-- START OF Extract --
How about the poor third party trying to work with one or two basket cases over there sweating buckets with anxiety about how the other will feel in the morning? It is not like they have an emotional investment, but obviously I can't think I would perform well and I don't think my wife would be able to either with the looming pillow talk after its all over. 

This would all need to be discussed in great length. With that comes the understanding that discussing a fantasy like that and thinking you know how you would feel when it is all over can be very different from how you might actually feel when you really go through with it and it's all over. You can never really know how you would feel I don't think. That is the scary part of it to me, and really makes the potential pain not worth the potential pleasure for me. 

Start slow maybe? Have him kiss another woman in front of you? If you can handle that and it still turns you on, progress further. If not, then you know it was a mistake and a kiss is far less damaging I would imagine if you no longer feel you can go through with it.


----------



## notmyrealname4 (Apr 9, 2014)

.


----------



## RandomDude (Dec 18, 2010)

Your relationship has to be very strong before you even think about making this fantasy a reality, the trust must be 100%.


----------



## pragmaticGoddess (Nov 29, 2017)

I think this comes down to how you see sex with your husband. The way I see marital sex is a place of ultimate freedom to be yourself and true intimacy. Letting someone into our marital bed doesn’t enhance that intimacy so it’s a no for me. If you can see your husband enjoying another woman does that mean you’re a secure person or that you’re just not in oove wirh me anymore? Maybe before resorting to threesomes you can try other ways of spicing up your sex life first.


----------



## JayDee7 (Sep 12, 2017)
-- END OF Extract --
▶ **What this exercise asks**
A. Could you copy the forum thread on threesomes word for word, starting at "This would all" and ending at "pleasure for me."?
B. Can you carry the forum thread on threesomes forward from its last line?
-- START OF Information shown --
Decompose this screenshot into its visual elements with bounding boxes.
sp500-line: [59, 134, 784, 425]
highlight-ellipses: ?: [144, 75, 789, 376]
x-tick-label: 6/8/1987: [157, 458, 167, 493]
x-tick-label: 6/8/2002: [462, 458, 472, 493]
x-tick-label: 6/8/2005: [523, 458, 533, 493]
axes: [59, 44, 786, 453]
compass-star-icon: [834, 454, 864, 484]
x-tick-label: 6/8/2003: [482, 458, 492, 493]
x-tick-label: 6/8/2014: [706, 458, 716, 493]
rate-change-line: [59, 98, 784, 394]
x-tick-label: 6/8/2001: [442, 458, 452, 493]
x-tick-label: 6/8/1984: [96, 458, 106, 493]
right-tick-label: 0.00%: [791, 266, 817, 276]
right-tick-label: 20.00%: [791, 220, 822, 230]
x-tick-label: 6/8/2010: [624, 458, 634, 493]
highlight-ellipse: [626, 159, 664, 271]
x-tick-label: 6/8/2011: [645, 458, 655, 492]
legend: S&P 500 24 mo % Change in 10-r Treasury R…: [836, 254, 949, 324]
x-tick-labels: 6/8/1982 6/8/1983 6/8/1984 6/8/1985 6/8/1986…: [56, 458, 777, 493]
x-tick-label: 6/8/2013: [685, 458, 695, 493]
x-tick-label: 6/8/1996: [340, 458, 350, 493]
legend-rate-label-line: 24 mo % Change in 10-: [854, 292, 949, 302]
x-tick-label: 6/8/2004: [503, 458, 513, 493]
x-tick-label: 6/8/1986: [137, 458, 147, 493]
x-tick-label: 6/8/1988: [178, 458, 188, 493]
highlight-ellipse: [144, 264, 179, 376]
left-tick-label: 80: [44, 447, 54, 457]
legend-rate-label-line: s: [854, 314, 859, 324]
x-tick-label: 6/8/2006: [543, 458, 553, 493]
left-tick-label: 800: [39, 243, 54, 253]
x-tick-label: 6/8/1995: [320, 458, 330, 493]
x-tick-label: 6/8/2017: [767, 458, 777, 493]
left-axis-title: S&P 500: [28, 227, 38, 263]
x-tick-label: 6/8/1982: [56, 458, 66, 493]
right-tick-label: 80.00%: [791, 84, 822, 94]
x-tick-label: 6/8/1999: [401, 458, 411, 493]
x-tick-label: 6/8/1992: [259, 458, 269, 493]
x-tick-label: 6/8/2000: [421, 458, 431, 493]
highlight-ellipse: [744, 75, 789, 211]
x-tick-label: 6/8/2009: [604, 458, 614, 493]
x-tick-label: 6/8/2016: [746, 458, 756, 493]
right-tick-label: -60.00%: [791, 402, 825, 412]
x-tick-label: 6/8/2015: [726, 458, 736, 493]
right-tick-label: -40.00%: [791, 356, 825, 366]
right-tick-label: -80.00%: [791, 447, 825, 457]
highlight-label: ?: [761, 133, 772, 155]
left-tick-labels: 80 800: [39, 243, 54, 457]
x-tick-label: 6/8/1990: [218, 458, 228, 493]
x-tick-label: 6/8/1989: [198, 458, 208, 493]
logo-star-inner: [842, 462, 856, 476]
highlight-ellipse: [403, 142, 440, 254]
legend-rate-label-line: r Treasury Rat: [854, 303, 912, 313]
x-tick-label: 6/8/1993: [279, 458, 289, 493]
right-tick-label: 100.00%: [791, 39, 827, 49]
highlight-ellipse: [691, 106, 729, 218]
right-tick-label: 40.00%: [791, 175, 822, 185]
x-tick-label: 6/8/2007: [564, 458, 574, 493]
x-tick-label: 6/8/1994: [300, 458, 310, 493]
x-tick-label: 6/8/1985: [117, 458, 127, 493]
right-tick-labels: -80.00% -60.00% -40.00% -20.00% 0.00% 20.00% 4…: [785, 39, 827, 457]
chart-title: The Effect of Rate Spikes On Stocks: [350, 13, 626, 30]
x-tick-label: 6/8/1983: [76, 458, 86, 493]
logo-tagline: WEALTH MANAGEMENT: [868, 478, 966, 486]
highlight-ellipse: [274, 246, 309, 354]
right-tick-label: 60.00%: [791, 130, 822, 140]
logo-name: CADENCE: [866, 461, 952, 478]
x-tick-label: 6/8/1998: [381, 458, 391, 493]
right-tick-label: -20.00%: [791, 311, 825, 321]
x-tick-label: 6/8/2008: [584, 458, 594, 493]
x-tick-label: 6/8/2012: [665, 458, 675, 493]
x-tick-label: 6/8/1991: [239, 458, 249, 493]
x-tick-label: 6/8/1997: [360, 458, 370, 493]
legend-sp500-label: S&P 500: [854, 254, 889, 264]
-- END OF Information shown --
▶ **The replies**
A.
This would all need to be discussed in great length. With that comes the understanding that discussing a fantasy like that and thinking you know how you would feel when it is all over can be very different from how you might actually feel when you really go through with it and it's all over. You can never really know how you would feel I don't think. That is the scary part of it to me, and really makes the potential pain not worth the potential pleasure for me.

B.
Leave it as a fantasy. It is hotter as a fantasy. If you want to “see” him with another woman why not take a trip out of town or to Las Vegas and go to a strip club and have a stripper give him and you a lap dance? You will see him with another woman grinding on him and her breasts in his face. And if you get jealous or end up not liking it in real life you will have the option of walking out and having not brought some other woman into your marriage.


----------



## Volunteer86 (Aug 2, 2017)

I think JayDee7 is on point....



JayDee7 said:


> Leave it as a fantasy. It is hotter as a fantasy. If you want to “see” him with another woman why not take a trip out of town or to Las Vegas and go to a strip club and have a stripper give him and you a lap dance? You will see him with another woman grinding on him and her breasts in his face. And if you get jealous or end up not liking it in real life you will have the option of walking out and having not brought some other woman into your marriage.


----------



## TAMAT (Jun 20, 2015)

Tabby,

Given that there are 3 people involved here your have really multiplied the number of bad outcomes...

Your H could fall in love with the OW and fall out of love with you.

You could fall in love with the OW and fall out of love with your H.

The OW could fall in love with You and out of love with her H or SO.

The OW could fall in love with Your H and out of love with her H or SO.

The OW might not be honest with you about having a H or family or SO and you are impacting their lives.

You could run into this OW years from now and you or your H will feel triggered into a feeling of love for this OW.

You do understand once you've sacrificed your exclusivity between you and your H there is no going back. 

Tamat


----------



## VermiciousKnid (Nov 14, 2017)

Fantasies are best left at just that. Besides, they're never what you're building them up to be.


----------



## KatrinaR (Nov 10, 2017)

Lots of good advice here. Nothing much to add, but proceed with eyes wide open. Could be everything you ever dreamed and more or it could end the relationship.


----------



## CuddleBug (Nov 26, 2012)

Tabby88 said:


> I recently mentioned to my husband about having a three some. He seems very interested (of course) but he does have his doubts as do I. I do become very aroused at the thought of him with another woman but I'm afraid it will have dire effects. Should this stay a fantasy or should we pursue it?



- I'm all for spicing up the marriage love life and I'm open to anything except breaking your marriage vows.


- You got married to each other, sickness and in health, for better or worse, richer or poorer, etc. In front of God and / or both sets of parents.


- By you having another woman, a 3 some, that is committing adultery on purpose.


- Once you open that pandora's box, you can never close it again and more than likely, your marriage will end in divorce down the road.


- My advice, have fun and try everything except sleeping with other people......


- What would your parents say? Oh, its cool to sleep with other people while married.


- What would your kids say? Oh, mommy and daddy sleep with other people while married and so can we.....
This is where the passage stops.